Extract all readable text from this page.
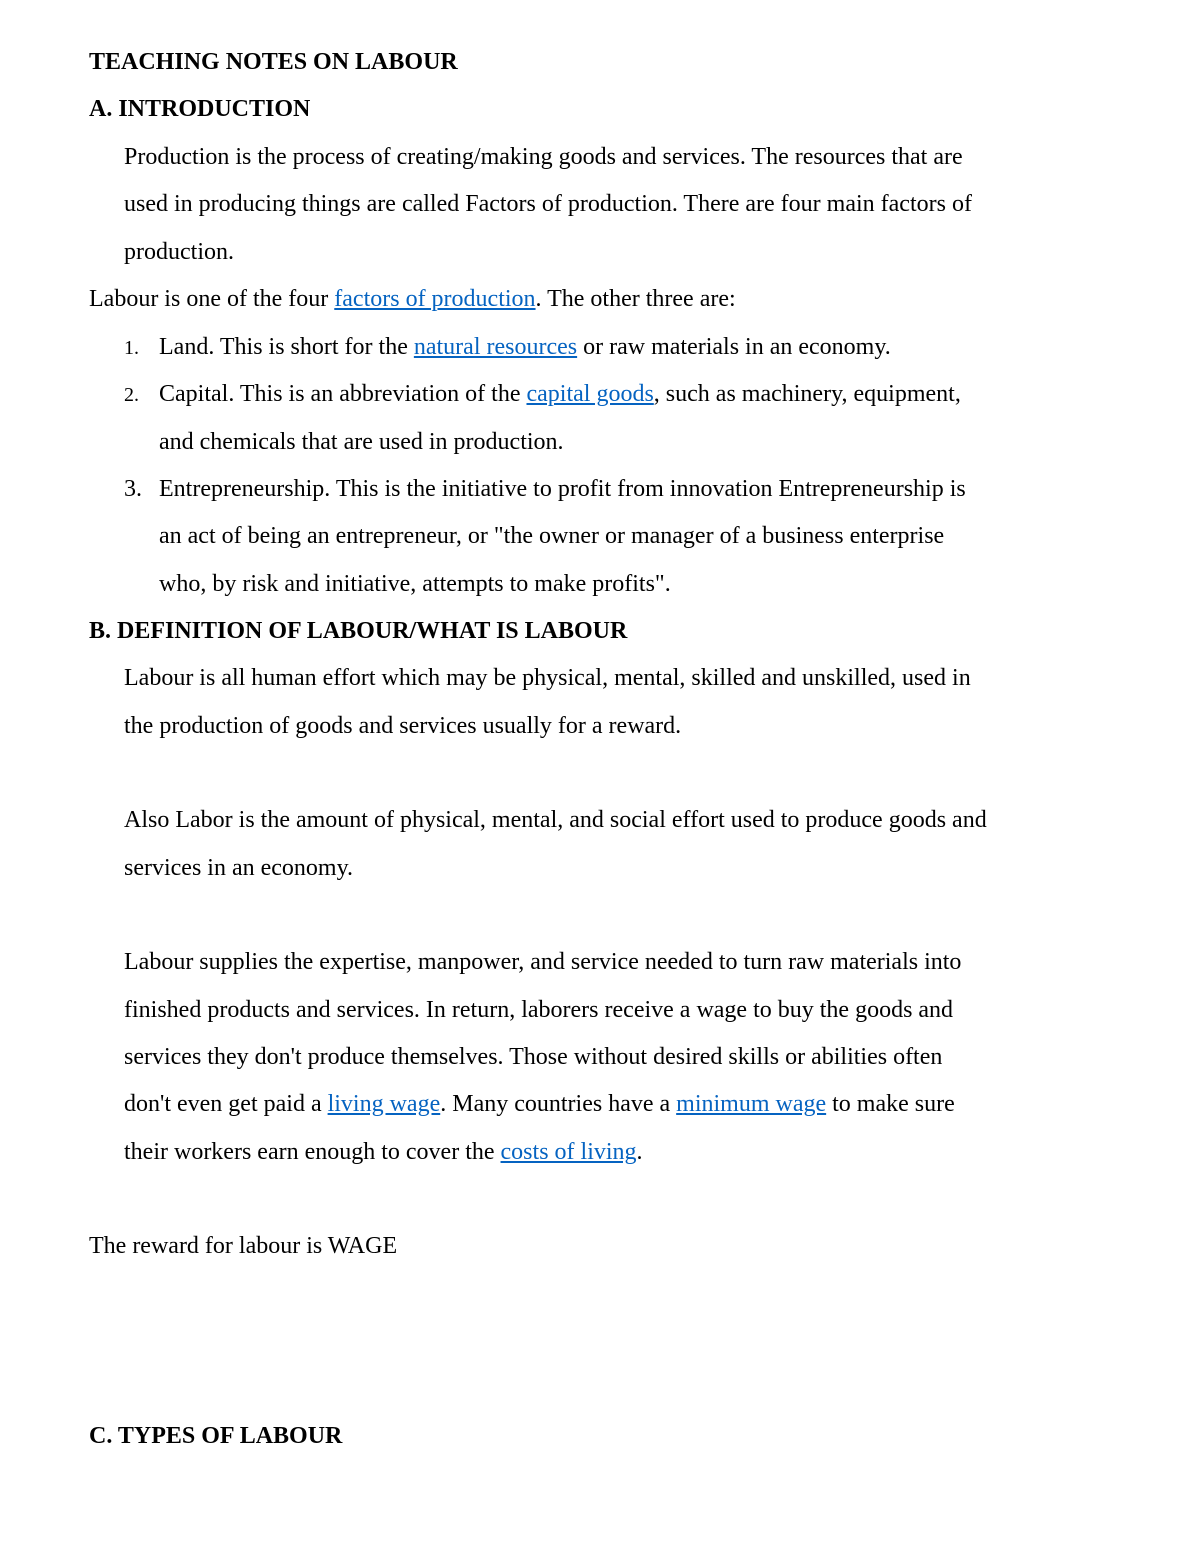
TEACHING NOTES ON LABOUR
A. INTRODUCTION
Production is the process of creating/making goods and services. The resources that are
used in producing things are called Factors of production. There are four main factors of
production.
Labour is one of the four factors of production. The other three are:
1. Land. This is short for the natural resources or raw materials in an economy.
2. Capital. This is an abbreviation of the capital goods, such as machinery, equipment,
and chemicals that are used in production.
3. Entrepreneurship. This is the initiative to profit from innovation Entrepreneurship is
an act of being an entrepreneur, or "the owner or manager of a business enterprise
who, by risk and initiative, attempts to make profits".
B. DEFINITION OF LABOUR/WHAT IS LABOUR
Labour is all human effort which may be physical, mental, skilled and unskilled, used in
the production of goods and services usually for a reward.
Also Labor is the amount of physical, mental, and social effort used to produce goods and
services in an economy.
Labour supplies the expertise, manpower, and service needed to turn raw materials into
finished products and services. In return, laborers receive a wage to buy the goods and
services they don't produce themselves. Those without desired skills or abilities often
don't even get paid a living wage. Many countries have a minimum wage to make sure
their workers earn enough to cover the costs of living.
The reward for labour is WAGE
C. TYPES OF LABOUR
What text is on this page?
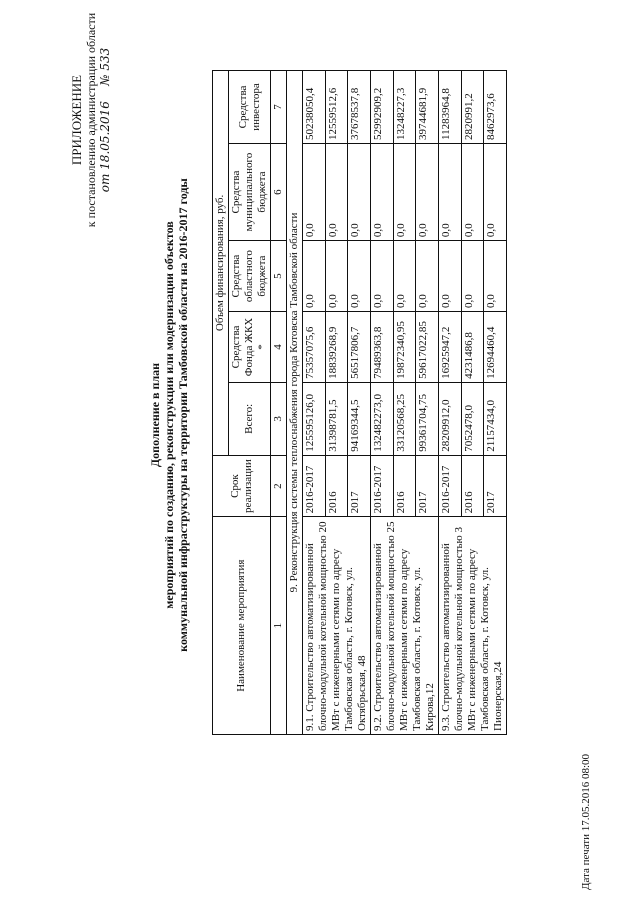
ПРИЛОЖЕНИЕ к постановлению администрации области от 18.05.2016    № 533
Дополнение в план мероприятий по созданию, реконструкции или модернизации объектов коммунальной инфраструктуры на территории Тамбовской области на 2016-2017 годы	Наименование мероприятия	Срок реализации	Объем финансирования, руб.				
		Всего:	Средства Фонда ЖКХ *	Средства областного бюджета	Средства муниципального бюджета	Средства инвестора
1	2	3	4	5	6	7
9. Реконструкция системы теплоснабжения города Котовска Тамбовской области						
9.1. Строительство автоматизированной блочно-модульной котельной мощностью 20 МВт с инженерными сетями по адресу Тамбовская область, г. Котовск, ул. Октябрьская, 48	2016-2017	125595126,0	75357075,6	0,0	0,0	50238050,4
	2016	31398781,5	18839268,9	0,0	0,0	12559512,6
	2017	94169344,5	56517806,7	0,0	0,0	37678537,8
9.2. Строительство автоматизированной блочно-модульной котельной мощностью 25 МВт с инженерными сетями по адресу Тамбовская область, г. Котовск, ул. Кирова,12	2016-2017	132482273,0	79489363,8	0,0	0,0	52992909,2
	2016	33120568,25	19872340,95	0,0	0,0	13248227,3
	2017	99361704,75	59617022,85	0,0	0,0	39744681,9
9.3. Строительство автоматизированной блочно-модульной котельной мощностью 3 МВт с инженерными сетями по адресу Тамбовская область, г. Котовск, ул. Пионерская,24	2016-2017	28209912,0	16925947,2	0,0	0,0	11283964,8
	2016	7052478,0	4231486,8	0,0	0,0	2820991,2
	2017	21157434,0	12694460,4	0,0	0,0	8462973,6
Дата печати 17.05.2016 08:00
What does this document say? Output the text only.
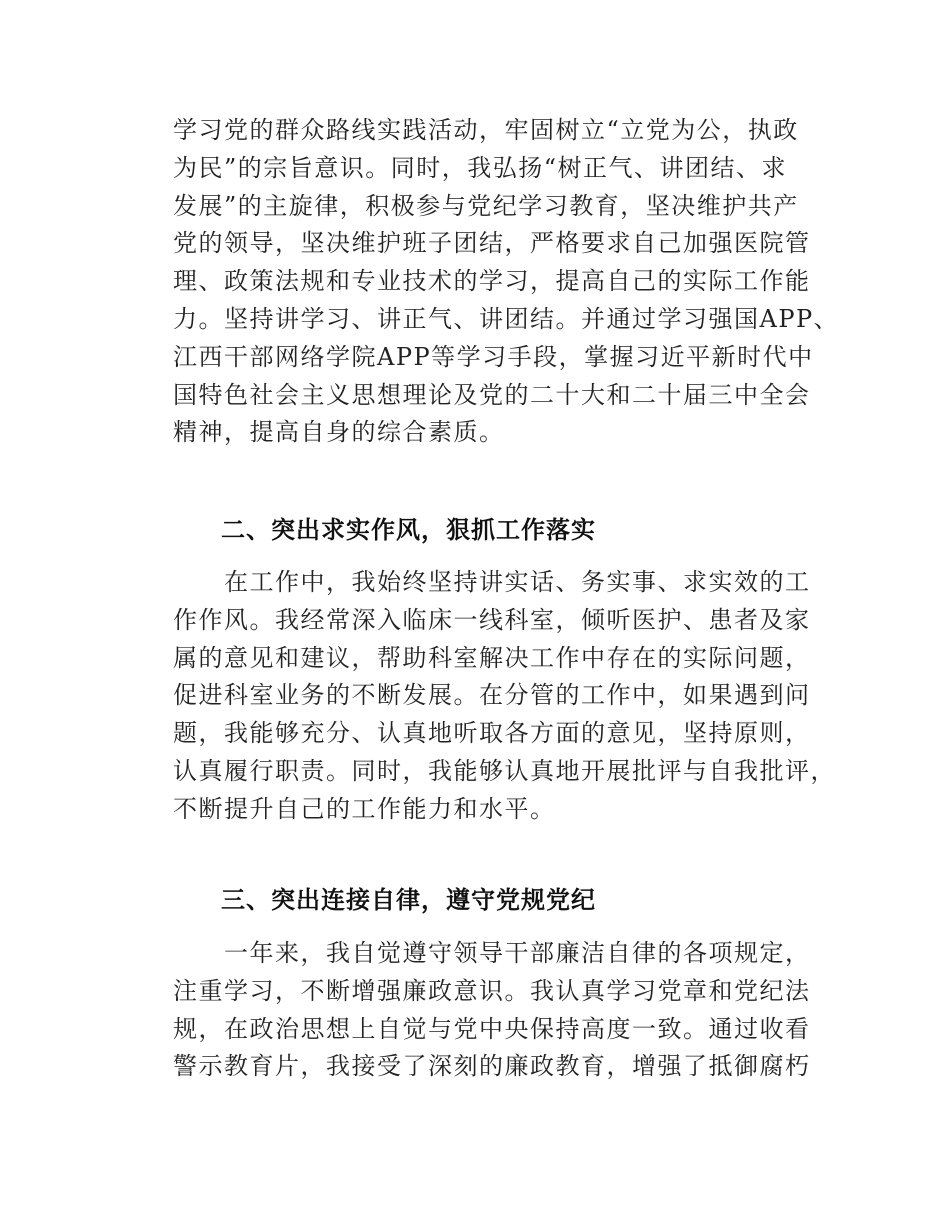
学习党的群众路线实践活动，牢固树立“立党为公，执政
为民”的宗旨意识。同时，我弘扬“树正气、讲团结、求
发展”的主旋律，积极参与党纪学习教育，坚决维护共产
党的领导，坚决维护班子团结，严格要求自己加强医院管
理、政策法规和专业技术的学习，提高自己的实际工作能
力。坚持讲学习、讲正气、讲团结。并通过学习强国APP、
江西干部网络学院APP等学习手段，掌握习近平新时代中
国特色社会主义思想理论及党的二十大和二十届三中全会
精神，提高自身的综合素质。
二、突出求实作风，狠抓工作落实
　　在工作中，我始终坚持讲实话、务实事、求实效的工
作作风。我经常深入临床一线科室，倾听医护、患者及家
属的意见和建议，帮助科室解决工作中存在的实际问题，
促进科室业务的不断发展。在分管的工作中，如果遇到问
题，我能够充分、认真地听取各方面的意见，坚持原则，
认真履行职责。同时，我能够认真地开展批评与自我批评，
不断提升自己的工作能力和水平。
三、突出连接自律，遵守党规党纪
　　一年来，我自觉遵守领导干部廉洁自律的各项规定，
注重学习，不断增强廉政意识。我认真学习党章和党纪法
规，在政治思想上自觉与党中央保持高度一致。通过收看
警示教育片，我接受了深刻的廉政教育，增强了抵御腐朽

******************************

→ **Goal of the exercise**
Write out the material above again, word for word, minus its pictures.

→ **Final answer**
Extract all readable text from this page.
TEACHING NOTES ON LABOUR
A. INTRODUCTION
Production is the process of creating/making goods and services. The resources that are
used in producing things are called Factors of production. There are four main factors of
production.
Labour is one of the four factors of production. The other three are:
1. Land. This is short for the natural resources or raw materials in an economy.
2. Capital. This is an abbreviation of the capital goods, such as machinery, equipment,
and chemicals that are used in production.
3. Entrepreneurship. This is the initiative to profit from innovation Entrepreneurship is
an act of being an entrepreneur, or "the owner or manager of a business enterprise
who, by risk and initiative, attempts to make profits".
B. DEFINITION OF LABOUR/WHAT IS LABOUR
Labour is all human effort which may be physical, mental, skilled and unskilled, used in
the production of goods and services usually for a reward.
Also Labor is the amount of physical, mental, and social effort used to produce goods and
services in an economy.
Labour supplies the expertise, manpower, and service needed to turn raw materials into
finished products and services. In return, laborers receive a wage to buy the goods and
services they don't produce themselves. Those without desired skills or abilities often
don't even get paid a living wage. Many countries have a minimum wage to make sure
their workers earn enough to cover the costs of living.
The reward for labour is WAGE
C. TYPES OF LABOUR
What text is on this page?
ПРИЛОЖЕНИЕ к постановлению администрации области от 18.05.2016    № 533
Дополнение в план мероприятий по созданию, реконструкции или модернизации объектов коммунальной инфраструктуры на территории Тамбовской области на 2016-2017 годы	Наименование мероприятия	Срок реализации	Объем финансирования, руб.				
		Всего:	Средства Фонда ЖКХ *	Средства областного бюджета	Средства муниципального бюджета	Средства инвестора
1	2	3	4	5	6	7
9. Реконструкция системы теплоснабжения города Котовска Тамбовской области						
9.1. Строительство автоматизированной блочно-модульной котельной мощностью 20 МВт с инженерными сетями по адресу Тамбовская область, г. Котовск, ул. Октябрьская, 48	2016-2017	125595126,0	75357075,6	0,0	0,0	50238050,4
	2016	31398781,5	18839268,9	0,0	0,0	12559512,6
	2017	94169344,5	56517806,7	0,0	0,0	37678537,8
9.2. Строительство автоматизированной блочно-модульной котельной мощностью 25 МВт с инженерными сетями по адресу Тамбовская область, г. Котовск, ул. Кирова,12	2016-2017	132482273,0	79489363,8	0,0	0,0	52992909,2
	2016	33120568,25	19872340,95	0,0	0,0	13248227,3
	2017	99361704,75	59617022,85	0,0	0,0	39744681,9
9.3. Строительство автоматизированной блочно-модульной котельной мощностью 3 МВт с инженерными сетями по адресу Тамбовская область, г. Котовск, ул. Пионерская,24	2016-2017	28209912,0	16925947,2	0,0	0,0	11283964,8
	2016	7052478,0	4231486,8	0,0	0,0	2820991,2
	2017	21157434,0	12694460,4	0,0	0,0	8462973,6
Дата печати 17.05.2016 08:00
What does this document say? Output the text only.
学习党的群众路线实践活动，牢固树立“立党为公，执政
为民”的宗旨意识。同时，我弘扬“树正气、讲团结、求
发展”的主旋律，积极参与党纪学习教育，坚决维护共产
党的领导，坚决维护班子团结，严格要求自己加强医院管
理、政策法规和专业技术的学习，提高自己的实际工作能
力。坚持讲学习、讲正气、讲团结。并通过学习强国APP、
江西干部网络学院APP等学习手段，掌握习近平新时代中
国特色社会主义思想理论及党的二十大和二十届三中全会
精神，提高自身的综合素质。
二、突出求实作风，狠抓工作落实
　　在工作中，我始终坚持讲实话、务实事、求实效的工
作作风。我经常深入临床一线科室，倾听医护、患者及家
属的意见和建议，帮助科室解决工作中存在的实际问题，
促进科室业务的不断发展。在分管的工作中，如果遇到问
题，我能够充分、认真地听取各方面的意见，坚持原则，
认真履行职责。同时，我能够认真地开展批评与自我批评，
不断提升自己的工作能力和水平。
三、突出连接自律，遵守党规党纪
　　一年来，我自觉遵守领导干部廉洁自律的各项规定，
注重学习，不断增强廉政意识。我认真学习党章和党纪法
规，在政治思想上自觉与党中央保持高度一致。通过收看
警示教育片，我接受了深刻的廉政教育，增强了抵御腐朽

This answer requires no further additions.